# SS 20.08.16 - Haydn #96 "The Miracle"



## realdealblues (Mar 3, 2010)

A continuation of the Saturday Symphonies Tradition:

Welcome to another weekend of symphonic listening! 
_*
*_For your listening pleasure this weekend:*

Franz Joseph Haydn (1732 - 1809)*

Symphony No. 96 in D major, H. 1/96 "The Miracle" 

1. Adagio - Allegro
2. Andante
3. Menuet: Allegretto
4. Finale: Vivace

---------------------

Post what recording you are going to listen to giving details of Orchestra / Conductor / Chorus / Soloists etc - Enjoy!


----------



## realdealblues (Mar 3, 2010)

It's that time again and this weekend once again we're back with Papa Haydn for one of his London Symphonies. I always love a weekend with Haydn and hope everyone else will too!

I'll be listening to:









Leonard Bernstein/New York Philharmonic


----------



## Pugg (Aug 8, 2014)

​
Tough choice between this one and Bernstein on Sony.
Going with Dorati though.


----------



## Vesteralen (Jul 14, 2011)

My favorite Haydn symphony. Nobody does it better than Szell.


----------



## Jeff W (Jan 20, 2014)

*In which there will be Haydn*

I'm always up for a Haydn symphony, especially with over 100 to choose from!

https://postimage.org/

I'm going to go with Eugen Jochum conducting the London Philharmonic Orchestra.


----------



## TwoFlutesOneTrumpet (Aug 31, 2011)

Love me some late Haydn. I'm going with Colin Davis and Royal Concertgebouw Orchestra.


----------



## techniquest (Aug 3, 2012)

Yet another Haydn symphony, so I'll pass this weekend. Have fun guys


----------



## D Smith (Sep 13, 2014)

Love Haydn any time! I'll listen to Hogwood/AAM.


----------



## hustlefan (Apr 29, 2016)

I'll go with Harnoncourt and the Concertgebouw


----------



## Mahlerian (Nov 27, 2012)

Listened to this one recently, but not in this performance, so I'll be listening to Bernstein and the New York Philharmonic as well.


----------



## chesapeake bay (Aug 3, 2015)

I'll listen to van Beinum and the Concertgebouw


----------



## Haydn man (Jan 25, 2014)

The ever reliable Dorati for me


----------



## Johnnie Burgess (Aug 30, 2015)

George Szell, The Cleveland Orchestra for me.


----------



## Mika (Jul 24, 2009)

Box full of Haydn


----------



## TxllxT (Mar 2, 2011)

Frans Brüggen: miracles & surprises guaranteed.


----------



## Vaneyes (May 11, 2010)

*Haydn*: Symphony 96, w. Cleveland O./Szell. Recorded October 11, 1968 at Severance Hall, Cleveland. Recording Engineer: John A. Johnson.


----------



## Pugg (Aug 8, 2014)

Close call this week, pity so few members join in.


----------



## shadowdancer (Mar 31, 2014)

This weekend I will join as a Sunday Symphony.
Listening to Bernstein`s
Rec 1973


----------



## DavidA (Dec 14, 2012)

I'll listen to Beecham and Karajan in this one.


----------



## AClockworkOrange (May 24, 2012)

I'm late to this week's entry but I am presently listening to Beecham & his Royal Philharmonic Orchestra. A rewarding performance with grace, power and spirit. Beecham at his best.


----------



## PeterF (Apr 17, 2014)

Close call between Szell and Jochum.
Will listen to Jochum this morning.


----------

(Supplied information):
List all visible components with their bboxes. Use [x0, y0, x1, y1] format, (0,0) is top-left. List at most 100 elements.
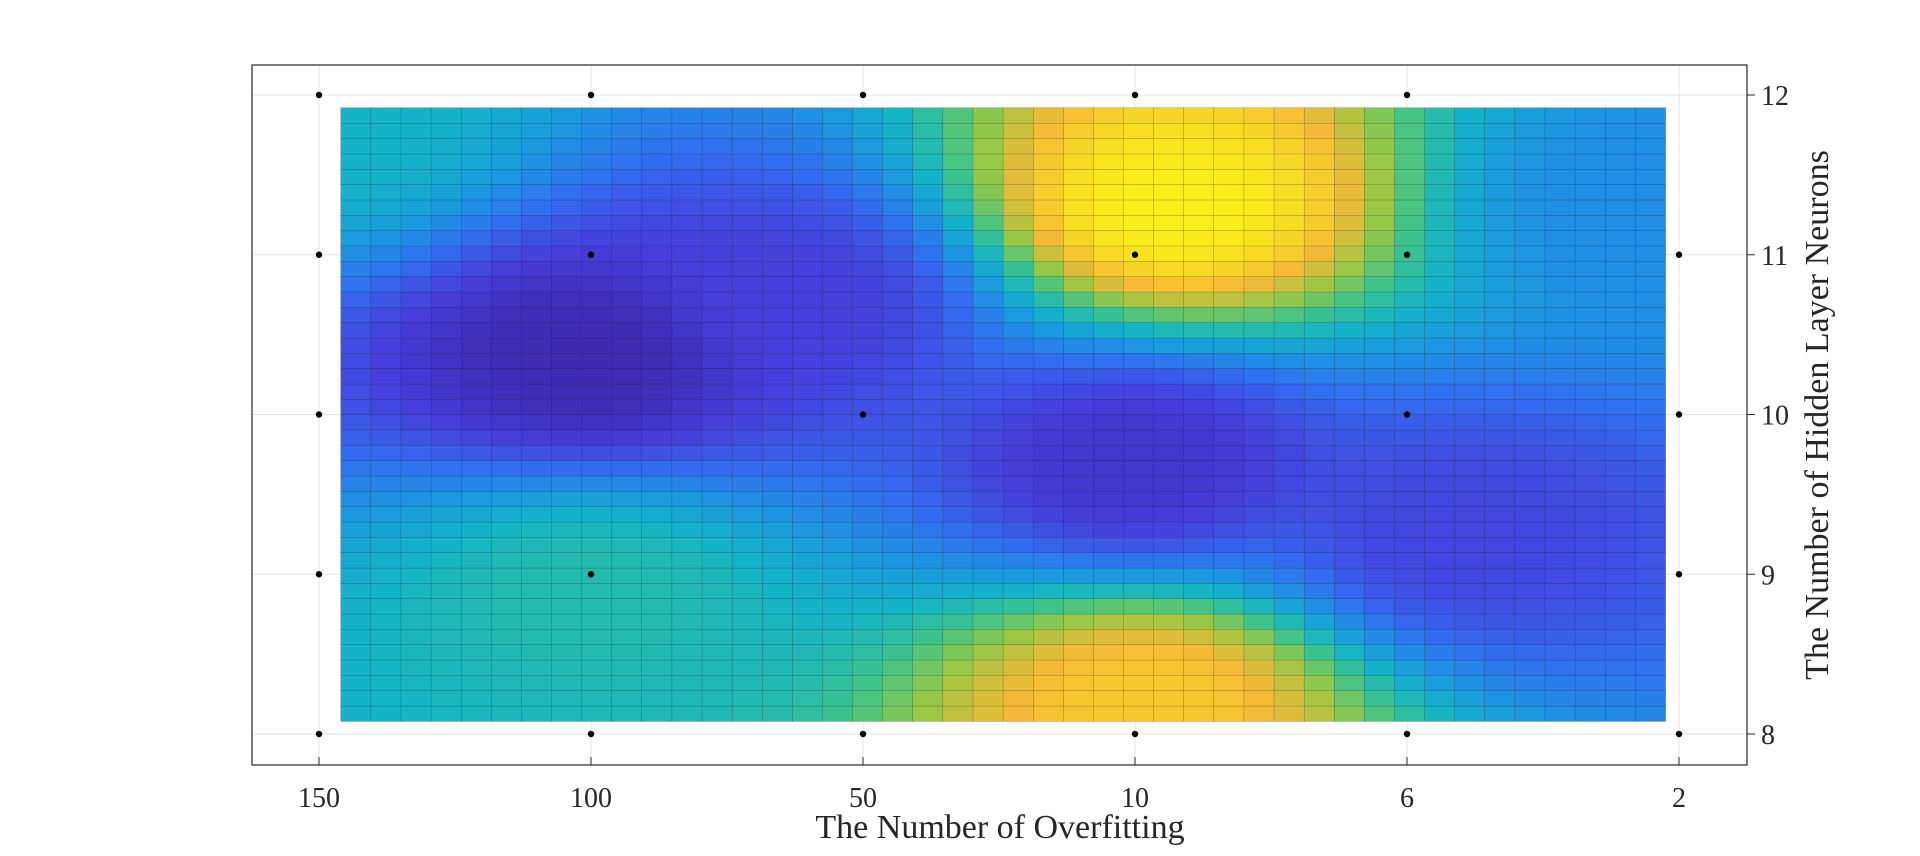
surface-cell [731, 352, 763, 369]
surface-cell [852, 214, 884, 231]
y-tick-label: 9 [1761, 560, 1775, 591]
surface-cell [1454, 583, 1486, 599]
surface-cell [641, 276, 673, 293]
surface-cell [1635, 122, 1666, 139]
surface-cell [1183, 521, 1215, 538]
surface-cell [1213, 260, 1245, 277]
surface-cell [942, 690, 974, 707]
surface-cell [1424, 460, 1456, 477]
surface-cell [461, 214, 492, 231]
surface-cell [1123, 552, 1154, 569]
surface-cell [972, 322, 1004, 339]
surface-cell [1303, 537, 1335, 553]
surface-cell [1484, 306, 1516, 323]
surface-cell [731, 629, 763, 645]
surface-cell [491, 414, 522, 431]
surface-cell [882, 260, 914, 277]
surface-cell [370, 414, 402, 431]
surface-cell [1574, 537, 1606, 553]
surface-cell [972, 398, 1004, 415]
surface-cell [1183, 659, 1215, 676]
surface-cell [671, 352, 703, 369]
surface-cell [1002, 230, 1034, 247]
surface-cell [521, 291, 552, 308]
surface-cell [972, 583, 1004, 599]
surface-cell [461, 491, 492, 507]
surface-cell [1183, 552, 1215, 569]
surface-cell [852, 184, 884, 201]
surface-cell [942, 537, 974, 553]
surface-cell [701, 414, 733, 431]
surface-cell [1063, 583, 1094, 599]
surface-cell [1063, 552, 1094, 569]
surface-cell [1183, 583, 1215, 599]
surface-cell [461, 306, 492, 323]
surface-cell [611, 690, 643, 707]
surface-cell [370, 690, 402, 707]
surface-cell [491, 429, 522, 446]
surface-cell [1394, 260, 1425, 277]
surface-cell [701, 705, 733, 722]
surface-cell [641, 383, 673, 400]
surface-cell [762, 138, 793, 155]
surface-cell [701, 552, 733, 569]
surface-cell [521, 138, 552, 155]
surface-cell [581, 537, 613, 553]
surface-cell [370, 306, 402, 323]
surface-cell [1002, 214, 1034, 231]
surface-cell [1635, 383, 1666, 400]
surface-cell [370, 383, 402, 400]
surface-cell [340, 659, 372, 676]
surface-cell [521, 260, 552, 277]
surface-cell [701, 383, 733, 400]
surface-cell [1183, 398, 1215, 415]
surface-cell [1394, 168, 1425, 185]
surface-cell [551, 368, 582, 385]
surface-cell [400, 705, 432, 722]
surface-cell [852, 491, 884, 507]
surface-cell [430, 644, 462, 661]
surface-cell [430, 521, 462, 538]
surface-cell [792, 138, 823, 155]
surface-cell [1544, 322, 1576, 339]
surface-cell [521, 629, 552, 645]
surface-cell [1605, 337, 1636, 354]
surface-cell [1303, 168, 1335, 185]
surface-cell [912, 491, 944, 507]
surface-cell [1213, 322, 1245, 339]
surface-cell [671, 214, 703, 231]
surface-cell [1424, 398, 1456, 415]
surface-cell [852, 245, 884, 262]
surface-cell [731, 414, 763, 431]
surface-cell [370, 491, 402, 507]
surface-cell [1605, 629, 1636, 645]
x-tick-label: 150 [298, 783, 340, 814]
surface-cell [1334, 398, 1365, 415]
data-point-marker [315, 411, 323, 418]
surface-cell [1153, 659, 1185, 676]
surface-cell [1033, 138, 1064, 155]
surface-cell [1273, 245, 1305, 262]
surface-cell [1033, 475, 1064, 492]
surface-cell [1454, 153, 1486, 170]
surface-cell [1544, 598, 1576, 615]
surface-cell [1544, 260, 1576, 277]
surface-cell [882, 383, 914, 400]
surface-cell [641, 322, 673, 339]
surface-cell [792, 199, 823, 216]
surface-cell [370, 583, 402, 599]
surface-cell [400, 260, 432, 277]
surface-cell [1243, 306, 1275, 323]
surface-cell [852, 199, 884, 216]
surface-cell [1544, 368, 1576, 385]
surface-cell [370, 629, 402, 645]
surface-cell [340, 122, 372, 139]
surface-cell [1544, 122, 1576, 139]
surface-cell [882, 122, 914, 139]
surface-cell [882, 138, 914, 155]
surface-cell [340, 552, 372, 569]
surface-cell [1213, 337, 1245, 354]
surface-cell [942, 184, 974, 201]
surface-cell [1273, 659, 1305, 676]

(Stated goal):
Copy the Haydn thread starting with "## Mahlerian (Nov" and going on through "(Aug 3, 2015)", with "Vienna Philharmonic" swapped in for "New York Philharmonic". Rely only on the Haydn thread.

(The solution):
## Mahlerian (Nov 27, 2012)

Listened to this one recently, but not in this performance, so I'll be listening to Bernstein and the Vienna Philharmonic as well.


----------



## chesapeake bay (Aug 3, 2015)